EXERCISE:
Report, as a bare number, how many lines contain the string "cose".

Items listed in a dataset
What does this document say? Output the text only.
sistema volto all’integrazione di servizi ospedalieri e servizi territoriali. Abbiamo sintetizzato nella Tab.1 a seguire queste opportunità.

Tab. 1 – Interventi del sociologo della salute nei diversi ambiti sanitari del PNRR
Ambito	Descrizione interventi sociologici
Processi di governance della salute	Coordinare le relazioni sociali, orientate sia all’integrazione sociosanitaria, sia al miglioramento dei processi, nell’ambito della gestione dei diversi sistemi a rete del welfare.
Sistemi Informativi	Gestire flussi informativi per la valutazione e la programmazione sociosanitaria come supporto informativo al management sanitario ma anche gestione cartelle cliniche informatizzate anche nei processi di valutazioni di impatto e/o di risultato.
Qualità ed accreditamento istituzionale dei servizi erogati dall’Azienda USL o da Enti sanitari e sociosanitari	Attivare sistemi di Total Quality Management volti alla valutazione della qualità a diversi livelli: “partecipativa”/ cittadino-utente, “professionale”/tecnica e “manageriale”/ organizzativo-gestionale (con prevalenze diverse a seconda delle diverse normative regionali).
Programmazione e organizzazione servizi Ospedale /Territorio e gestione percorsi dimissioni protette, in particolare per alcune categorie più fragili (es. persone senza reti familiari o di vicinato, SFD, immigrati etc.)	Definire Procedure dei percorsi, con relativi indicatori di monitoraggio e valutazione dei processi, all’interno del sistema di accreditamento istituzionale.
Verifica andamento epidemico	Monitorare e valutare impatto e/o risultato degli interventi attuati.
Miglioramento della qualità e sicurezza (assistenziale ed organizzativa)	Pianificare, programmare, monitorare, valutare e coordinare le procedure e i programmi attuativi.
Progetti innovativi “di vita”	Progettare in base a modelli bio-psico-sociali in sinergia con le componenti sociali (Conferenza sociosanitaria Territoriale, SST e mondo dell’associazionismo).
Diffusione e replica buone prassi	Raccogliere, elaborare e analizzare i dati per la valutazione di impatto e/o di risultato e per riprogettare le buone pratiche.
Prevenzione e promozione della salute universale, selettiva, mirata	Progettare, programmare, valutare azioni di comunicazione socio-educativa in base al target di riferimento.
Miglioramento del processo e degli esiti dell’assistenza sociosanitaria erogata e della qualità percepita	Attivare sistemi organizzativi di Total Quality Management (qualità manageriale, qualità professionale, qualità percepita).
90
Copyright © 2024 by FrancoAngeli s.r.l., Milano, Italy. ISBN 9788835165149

* * *

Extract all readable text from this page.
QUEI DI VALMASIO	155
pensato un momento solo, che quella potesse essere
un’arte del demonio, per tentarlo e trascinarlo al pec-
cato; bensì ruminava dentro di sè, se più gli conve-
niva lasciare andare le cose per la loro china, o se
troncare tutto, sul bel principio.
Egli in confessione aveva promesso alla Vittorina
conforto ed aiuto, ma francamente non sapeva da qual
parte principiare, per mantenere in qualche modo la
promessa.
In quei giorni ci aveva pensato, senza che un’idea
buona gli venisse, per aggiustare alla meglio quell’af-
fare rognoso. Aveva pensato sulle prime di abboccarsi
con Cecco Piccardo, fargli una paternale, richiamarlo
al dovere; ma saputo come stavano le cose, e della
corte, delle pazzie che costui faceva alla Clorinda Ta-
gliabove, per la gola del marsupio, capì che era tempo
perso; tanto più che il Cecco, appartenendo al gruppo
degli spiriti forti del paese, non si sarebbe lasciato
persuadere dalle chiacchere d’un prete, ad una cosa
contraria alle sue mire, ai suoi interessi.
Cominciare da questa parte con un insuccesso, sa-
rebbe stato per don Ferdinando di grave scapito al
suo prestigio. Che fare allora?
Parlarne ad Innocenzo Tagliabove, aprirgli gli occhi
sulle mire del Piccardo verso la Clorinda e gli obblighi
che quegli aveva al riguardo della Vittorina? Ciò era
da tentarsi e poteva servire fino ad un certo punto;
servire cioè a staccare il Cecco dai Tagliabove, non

FINISHED TASK:
2